_WORK INSTRUCTIONS_
Rewrite the data from the line with "table-caption-number: Table 1.3: [141, 108, 205, 125]" up to and including the line with "table-row: −4 1100", putting "grid-row" wherever "table-row" appears and keeping everything else the same.

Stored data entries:
Begin
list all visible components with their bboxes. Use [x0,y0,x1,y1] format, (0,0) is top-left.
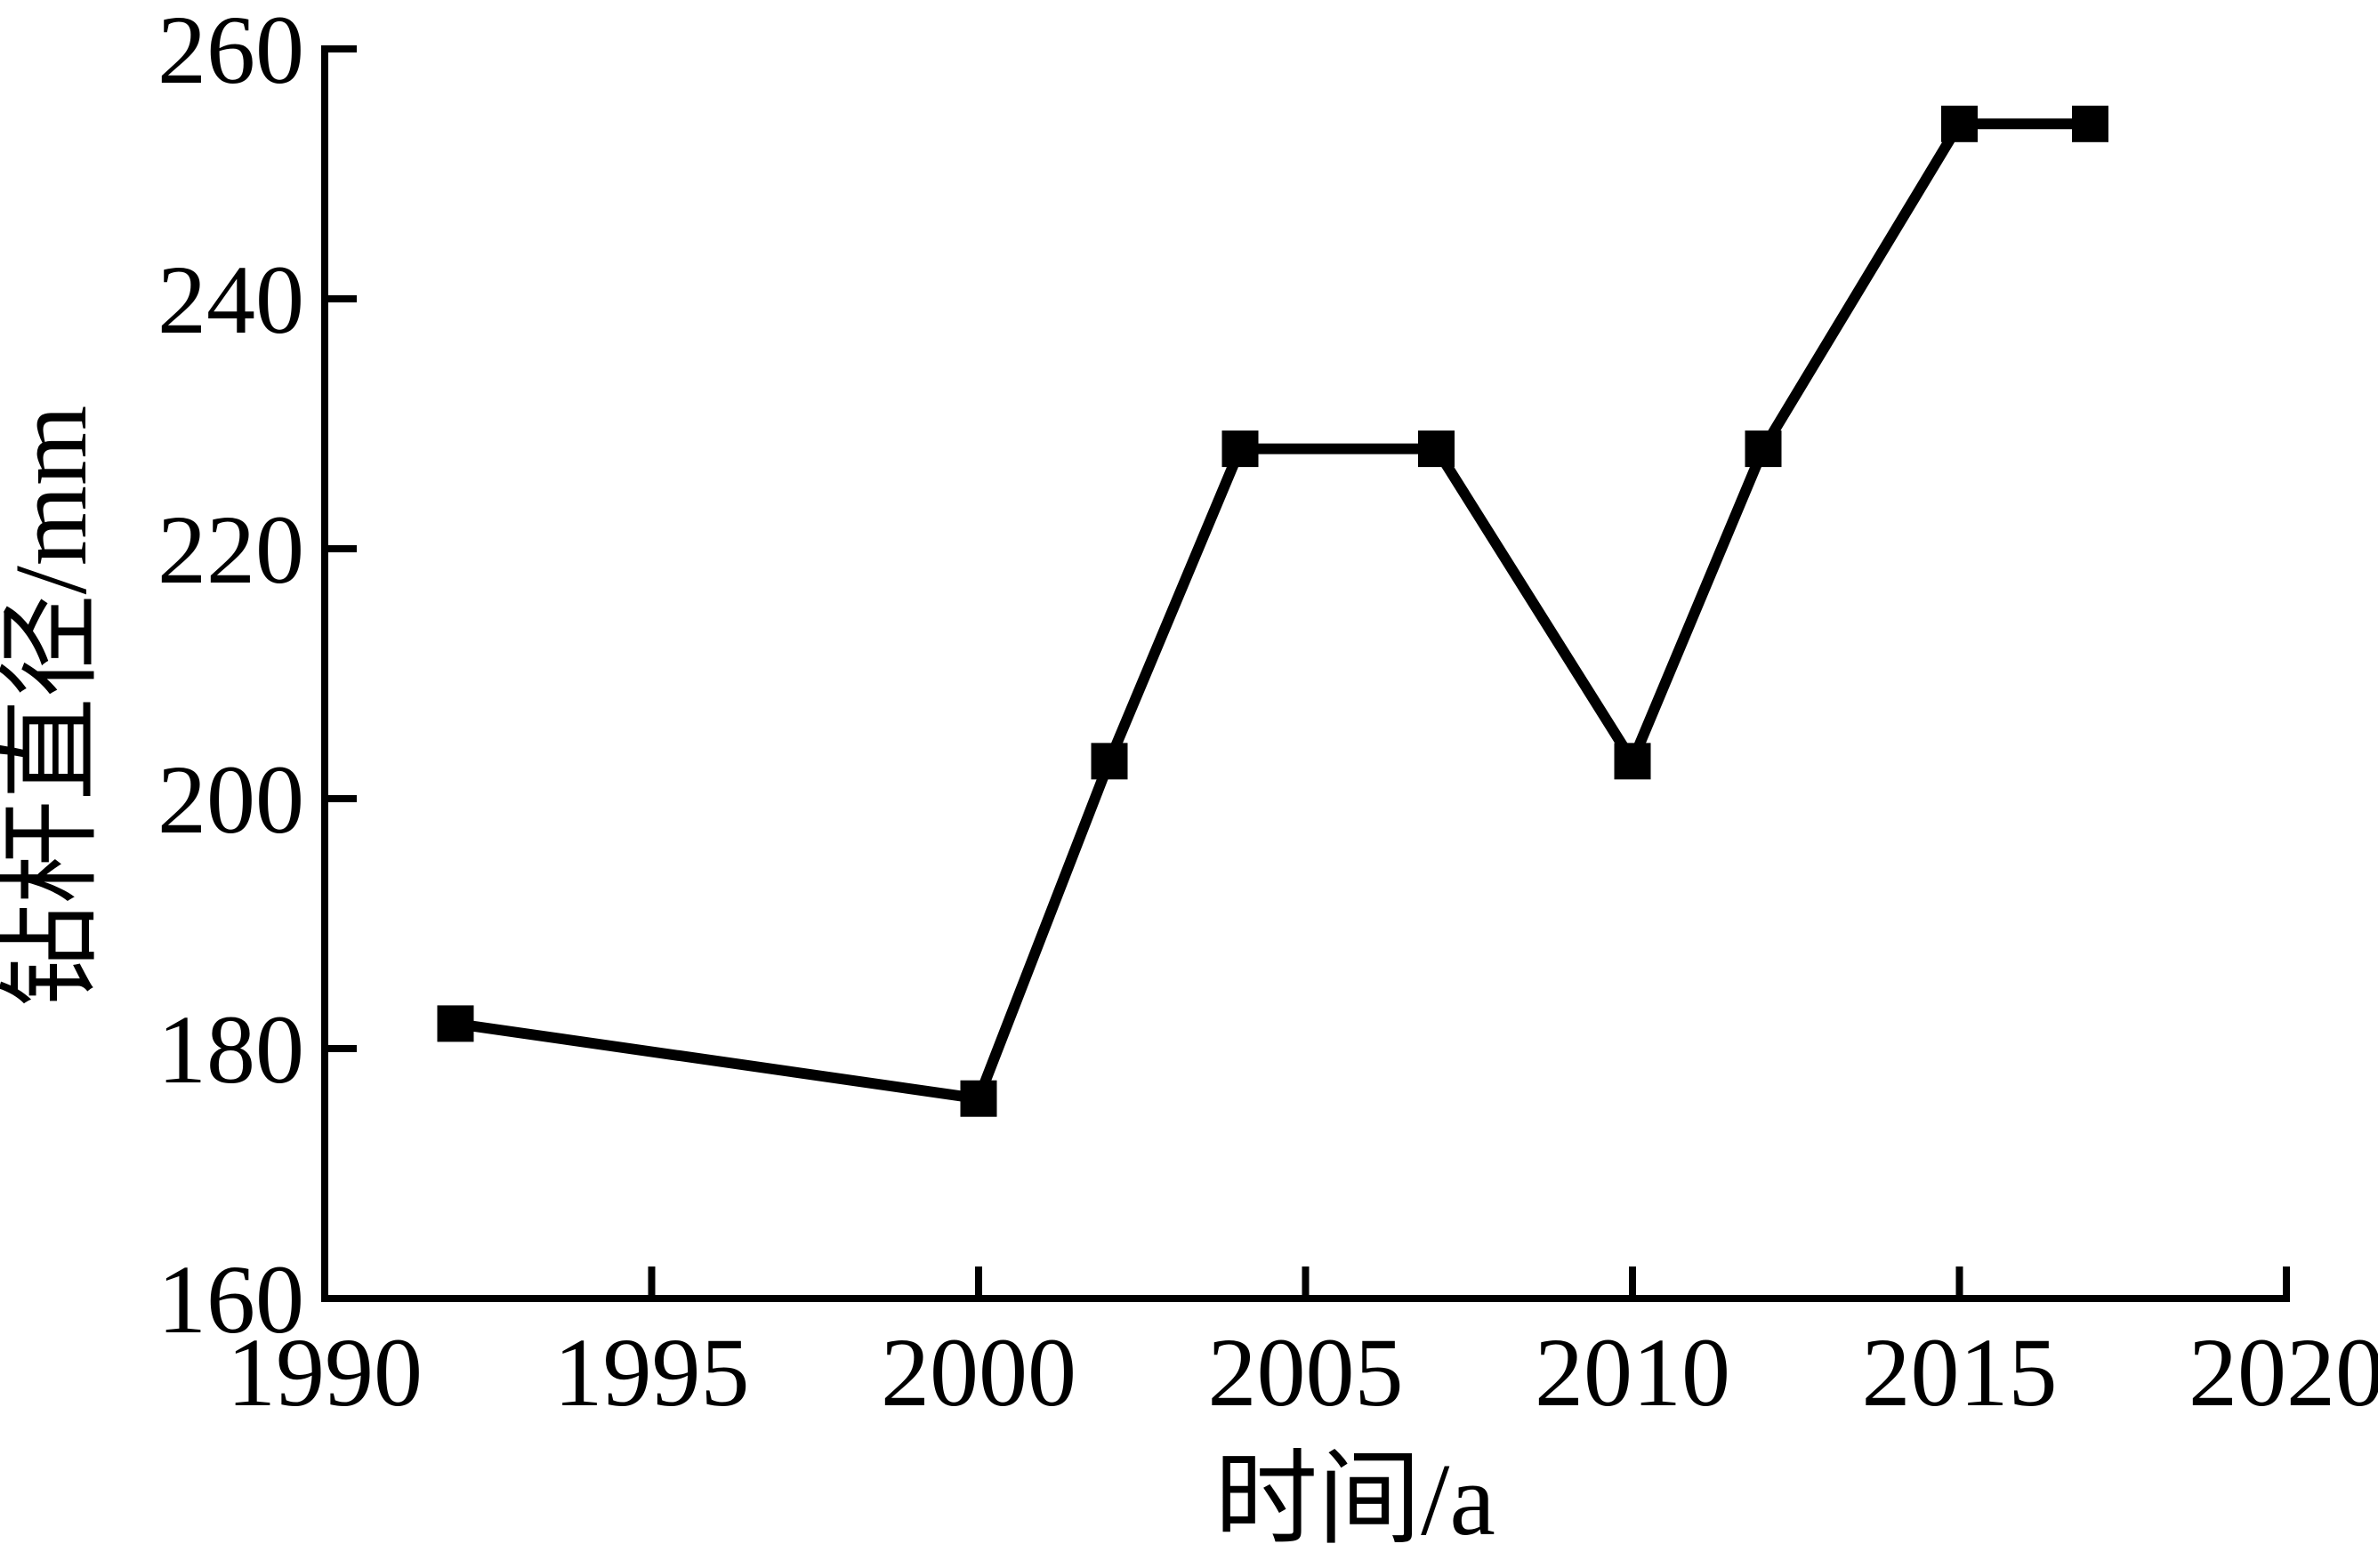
y-axis-tick-label: 260 [157,0,304,104]
data-point-marker [1221,430,1259,468]
x-axis-tick-label: 2015 [1862,1318,2058,1427]
y-axis-tick-label: 180 [157,995,304,1104]
x-axis-tick-label: 2010 [1535,1318,1730,1427]
x-axis-title: 时间/a [1214,1443,1495,1557]
y-axis-tick-label: 160 [157,1245,304,1354]
data-point-marker [1745,430,1782,468]
data-point-marker [960,1080,997,1117]
x-axis-tick-label: 2000 [881,1318,1076,1427]
data-point-marker [1941,105,1978,142]
data-point-marker [1418,430,1455,468]
data-point-marker [1614,743,1651,780]
x-axis-tick-label: 1995 [554,1318,750,1427]
data-point-marker [1091,743,1128,780]
x-axis-tick-label: 2005 [1208,1318,1404,1427]
axis-spines [321,45,2290,1302]
data-point-marker [437,1005,474,1042]
y-axis-tick-label: 240 [157,245,304,354]
series-line [455,118,2091,1105]
x-axis-tick-label: 1990 [227,1318,423,1427]
data-point-marker [2072,105,2108,142]
x-axis-tick-label: 2020 [2189,1318,2378,1427]
y-axis-title: 钻杆直径/mm [0,405,109,1008]
y-axis-tick-label: 220 [157,495,304,604]
y-axis-tick-label: 200 [157,745,304,854]
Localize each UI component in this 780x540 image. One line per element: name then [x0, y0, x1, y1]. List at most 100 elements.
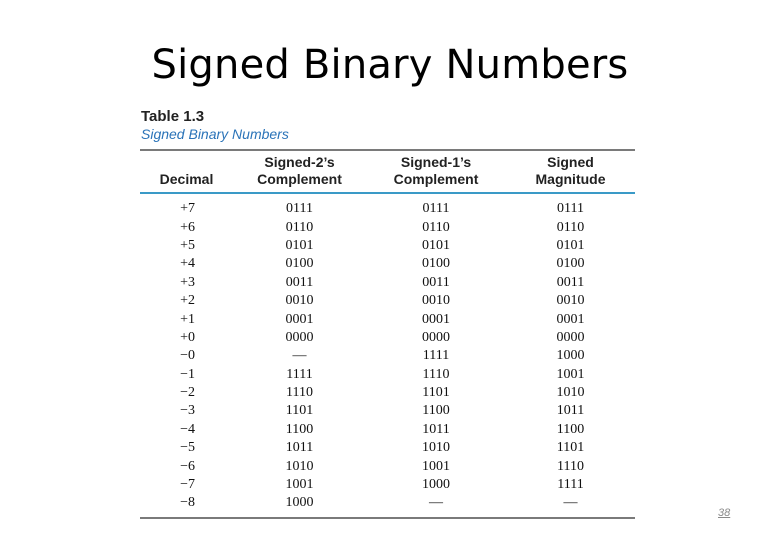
table-caption-number: Table 1.3: [141, 108, 205, 125]
signed-magnitude-cell: 1001: [556, 366, 585, 382]
signed-2s-cell: 1000: [285, 495, 314, 511]
table-header-row: Decimal Signed-2’s Complement Signed-1’s…: [140, 151, 635, 192]
table-row: −0 — 1111 1000: [140, 347, 635, 365]
decimal-cell: −1: [180, 366, 195, 382]
decimal-cell: −7: [180, 477, 195, 493]
table-row: +4 0100 0100 0100: [140, 255, 635, 273]
header-signed-magnitude: Signed Magnitude: [535, 154, 606, 187]
header-signed-1s-complement: Signed-1’s Complement: [393, 154, 479, 187]
signed-2s-cell: 1010: [285, 458, 314, 474]
signed-magnitude-cell: 0100: [556, 256, 585, 272]
decimal-cell: +1: [180, 311, 195, 327]
table-bottom-rule: [140, 516, 635, 519]
table-row: −1 1111 1110 1001: [140, 366, 635, 384]
table-row: −7 1001 1000 1111: [140, 476, 635, 494]
table-row: −3 1101 1100 1011: [140, 402, 635, 420]
signed-2s-cell: 0001: [285, 311, 314, 327]
signed-2s-cell: 1111: [286, 366, 313, 382]
signed-2s-cell: 1001: [285, 477, 314, 493]
decimal-cell: +4: [180, 256, 195, 272]
signed-1s-cell: 1100: [422, 403, 450, 419]
decimal-cell: −5: [180, 440, 195, 456]
table-row: −8 1000 — —: [140, 494, 635, 516]
decimal-cell: +2: [180, 293, 195, 309]
signed-magnitude-cell: 1111: [557, 477, 584, 493]
table-row: +6 0110 0110 0110: [140, 218, 635, 236]
decimal-cell: −0: [180, 348, 195, 364]
signed-2s-cell: 1011: [285, 440, 314, 456]
signed-2s-cell: 0000: [285, 329, 314, 345]
decimal-cell: +5: [180, 237, 195, 253]
signed-1s-cell: 0010: [422, 293, 450, 309]
signed-1s-cell: 0110: [422, 219, 450, 235]
signed-magnitude-cell: 1000: [556, 348, 585, 364]
table-row: −4 1100 1011 1100: [140, 421, 635, 439]
signed-magnitude-cell: 0101: [556, 237, 585, 253]
signed-magnitude-cell: 1110: [557, 458, 584, 474]
signed-magnitude-cell: 1010: [556, 385, 585, 401]
signed-1s-cell: 0011: [422, 274, 450, 290]
table-row: +5 0101 0101 0101: [140, 237, 635, 255]
signed-1s-cell: 1001: [422, 458, 450, 474]
signed-magnitude-cell: 0001: [556, 311, 585, 327]
signed-binary-table: Decimal Signed-2’s Complement Signed-1’s…: [140, 151, 635, 517]
decimal-cell: +7: [180, 201, 195, 217]
decimal-cell: −3: [180, 403, 195, 419]
signed-2s-cell: 0110: [285, 219, 314, 235]
signed-magnitude-cell: 0011: [556, 274, 585, 290]
table-body: +7 0111 0111 0111 +6 0110 0110 0110 +5 0101 0101 01…: [140, 194, 635, 517]
table-row: −5 1011 1010 1101: [140, 439, 635, 457]
signed-2s-cell: 1110: [286, 385, 313, 401]
signed-2s-cell: 1100: [285, 421, 314, 437]
slide-title: Signed Binary Numbers: [151, 42, 629, 88]
signed-magnitude-cell: 0111: [557, 201, 584, 217]
table-caption-title: Signed Binary Numbers: [141, 126, 289, 142]
signed-magnitude-cell: 0000: [556, 329, 585, 345]
signed-1s-cell: 1110: [422, 366, 450, 382]
decimal-cell: +0: [180, 329, 195, 345]
signed-1s-cell: 1101: [422, 385, 450, 401]
signed-2s-cell: 0011: [285, 274, 314, 290]
signed-binary-table-block: Table 1.3 Signed Binary Numbers Decimal …: [140, 108, 635, 519]
signed-2s-cell: 0101: [285, 237, 314, 253]
signed-1s-cell: 1111: [422, 348, 450, 364]
decimal-cell: +6: [180, 219, 195, 235]
signed-2s-cell: 1101: [285, 403, 314, 419]
decimal-cell: −8: [180, 495, 195, 511]
table-header-rule: [140, 192, 635, 194]
header-decimal: Decimal: [159, 171, 214, 187]
table-row: +0 0000 0000 0000: [140, 329, 635, 347]
signed-magnitude-cell: —: [563, 495, 578, 511]
table-top-rule: [140, 149, 635, 151]
signed-1s-cell: 0101: [422, 237, 450, 253]
signed-2s-cell: 0010: [285, 293, 314, 309]
signed-magnitude-cell: 0010: [556, 293, 585, 309]
signed-2s-cell: 0100: [285, 256, 314, 272]
signed-2s-cell: 0111: [286, 201, 313, 217]
signed-2s-cell: —: [292, 348, 307, 364]
signed-magnitude-cell: 1100: [556, 421, 585, 437]
decimal-cell: −4: [180, 421, 195, 437]
table-row: +2 0010 0010 0010: [140, 292, 635, 310]
signed-1s-cell: 1011: [422, 421, 450, 437]
table-row: +1 0001 0001 0001: [140, 310, 635, 328]
table-row: −2 1110 1101 1010: [140, 384, 635, 402]
signed-1s-cell: 0111: [422, 201, 450, 217]
signed-magnitude-cell: 0110: [556, 219, 585, 235]
signed-1s-cell: 1010: [422, 440, 450, 456]
decimal-cell: +3: [180, 274, 195, 290]
table-row: −6 1010 1001 1110: [140, 457, 635, 475]
table-row: +3 0011 0011 0011: [140, 274, 635, 292]
decimal-cell: −2: [180, 385, 195, 401]
signed-1s-cell: 0000: [422, 329, 450, 345]
page-number[interactable]: 38: [718, 507, 731, 519]
header-signed-2s-complement: Signed-2’s Complement: [257, 154, 342, 187]
signed-1s-cell: 0001: [422, 311, 450, 327]
decimal-cell: −6: [180, 458, 195, 474]
table-row: +7 0111 0111 0111: [140, 194, 635, 218]
signed-1s-cell: —: [429, 495, 443, 511]
signed-magnitude-cell: 1101: [556, 440, 585, 456]
signed-1s-cell: 1000: [422, 477, 450, 493]
signed-magnitude-cell: 1011: [556, 403, 585, 419]
signed-1s-cell: 0100: [422, 256, 450, 272]
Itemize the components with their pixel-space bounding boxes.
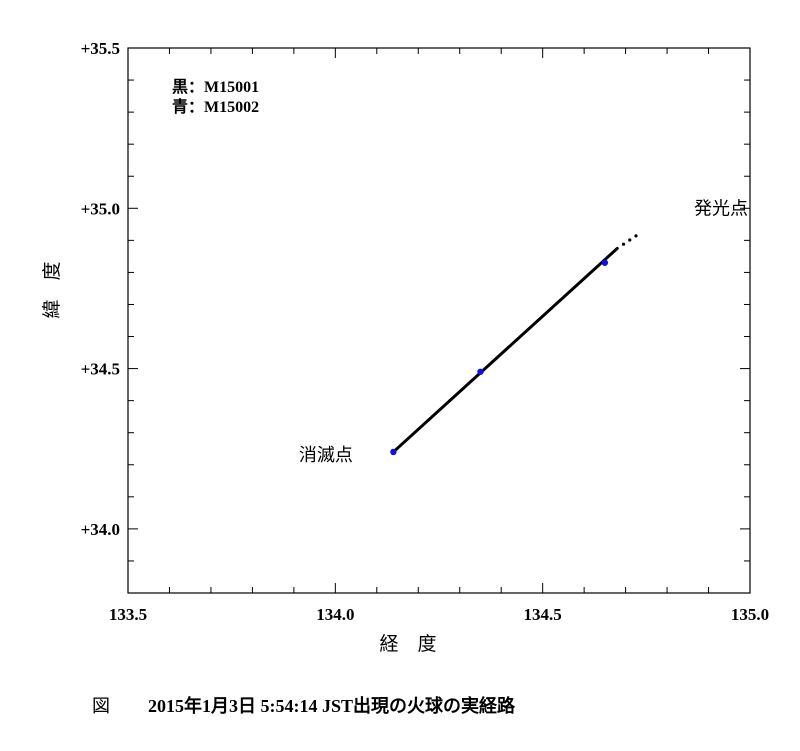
End
_RESPONSE_
table-caption-number: Table 1.3: [141, 108, 205, 125]
signed-magnitude-cell: 1001: [556, 366, 585, 382]
signed-2s-cell: 1000: [285, 495, 314, 511]
table-header-row: Decimal Signed-2’s Complement Signed-1’s…: [140, 151, 635, 192]
grid-row: −0 — 1111 1000: [140, 347, 635, 365]
decimal-cell: −1: [180, 366, 195, 382]
decimal-cell: −7: [180, 477, 195, 493]
grid-row: +4 0100 0100 0100: [140, 255, 635, 273]
header-signed-magnitude: Signed Magnitude: [535, 154, 606, 187]
header-signed-1s-complement: Signed-1’s Complement: [393, 154, 479, 187]
signed-2s-cell: 1010: [285, 458, 314, 474]
signed-magnitude-cell: 0100: [556, 256, 585, 272]
decimal-cell: +1: [180, 311, 195, 327]
table-bottom-rule: [140, 516, 635, 519]
grid-row: −1 1111 1110 1001: [140, 366, 635, 384]
grid-row: −7 1001 1000 1111: [140, 476, 635, 494]
grid-row: −3 1101 1100 1011: [140, 402, 635, 420]
signed-2s-cell: 0001: [285, 311, 314, 327]
signed-2s-cell: 1111: [286, 366, 313, 382]
signed-2s-cell: 1001: [285, 477, 314, 493]
decimal-cell: +4: [180, 256, 195, 272]
signed-1s-cell: 1100: [422, 403, 450, 419]
decimal-cell: −5: [180, 440, 195, 456]
grid-row: −8 1000 — —: [140, 494, 635, 516]
decimal-cell: +2: [180, 293, 195, 309]
signed-magnitude-cell: 1111: [557, 477, 584, 493]
grid-row: +6 0110 0110 0110: [140, 218, 635, 236]
decimal-cell: −0: [180, 348, 195, 364]
signed-2s-cell: 1011: [285, 440, 314, 456]
signed-2s-cell: 0000: [285, 329, 314, 345]
decimal-cell: +5: [180, 237, 195, 253]
signed-1s-cell: 0010: [422, 293, 450, 309]
signed-1s-cell: 0110: [422, 219, 450, 235]
signed-magnitude-cell: 1000: [556, 348, 585, 364]
grid-row: −4 1100 1011 1100: [140, 421, 635, 439]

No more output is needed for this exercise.